* THE TASK *
Print the listing that follows, character for character.

Records from a data source:
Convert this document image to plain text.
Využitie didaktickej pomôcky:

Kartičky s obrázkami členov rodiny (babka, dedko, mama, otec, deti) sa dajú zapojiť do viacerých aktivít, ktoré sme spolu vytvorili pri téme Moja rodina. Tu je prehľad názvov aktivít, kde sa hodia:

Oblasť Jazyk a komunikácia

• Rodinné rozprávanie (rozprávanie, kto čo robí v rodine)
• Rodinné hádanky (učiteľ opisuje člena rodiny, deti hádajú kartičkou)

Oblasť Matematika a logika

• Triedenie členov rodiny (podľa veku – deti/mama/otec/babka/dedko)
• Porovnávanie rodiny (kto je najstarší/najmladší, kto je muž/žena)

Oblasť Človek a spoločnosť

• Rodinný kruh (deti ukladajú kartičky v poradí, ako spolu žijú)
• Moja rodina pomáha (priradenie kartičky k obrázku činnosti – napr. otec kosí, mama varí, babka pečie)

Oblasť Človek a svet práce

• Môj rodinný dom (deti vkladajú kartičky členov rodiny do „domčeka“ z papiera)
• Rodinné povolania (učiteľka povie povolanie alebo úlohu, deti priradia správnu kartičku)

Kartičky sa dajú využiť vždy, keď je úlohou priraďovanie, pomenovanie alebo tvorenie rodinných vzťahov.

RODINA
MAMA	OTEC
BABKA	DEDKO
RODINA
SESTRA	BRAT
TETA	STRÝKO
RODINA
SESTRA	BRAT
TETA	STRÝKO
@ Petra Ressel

* TASK OUTPUT *
Convert this document image to plain text.
Využitie didaktickej pomôcky:

Kartičky s obrázkami členov rodiny (babka, dedko, mama, otec, deti) sa dajú zapojiť do viacerých aktivít, ktoré sme spolu vytvorili pri téme Moja rodina. Tu je prehľad názvov aktivít, kde sa hodia:

Oblasť Jazyk a komunikácia

• Rodinné rozprávanie (rozprávanie, kto čo robí v rodine)
• Rodinné hádanky (učiteľ opisuje člena rodiny, deti hádajú kartičkou)

Oblasť Matematika a logika

• Triedenie členov rodiny (podľa veku – deti/mama/otec/babka/dedko)
• Porovnávanie rodiny (kto je najstarší/najmladší, kto je muž/žena)

Oblasť Človek a spoločnosť

• Rodinný kruh (deti ukladajú kartičky v poradí, ako spolu žijú)
• Moja rodina pomáha (priradenie kartičky k obrázku činnosti – napr. otec kosí, mama varí, babka pečie)

Oblasť Človek a svet práce

• Môj rodinný dom (deti vkladajú kartičky členov rodiny do „domčeka“ z papiera)
• Rodinné povolania (učiteľka povie povolanie alebo úlohu, deti priradia správnu kartičku)

Kartičky sa dajú využiť vždy, keď je úlohou priraďovanie, pomenovanie alebo tvorenie rodinných vzťahov.

RODINA
MAMA	OTEC
BABKA	DEDKO
RODINA
SESTRA	BRAT
TETA	STRÝKO
RODINA
SESTRA	BRAT
TETA	STRÝKO
@ Petra Ressel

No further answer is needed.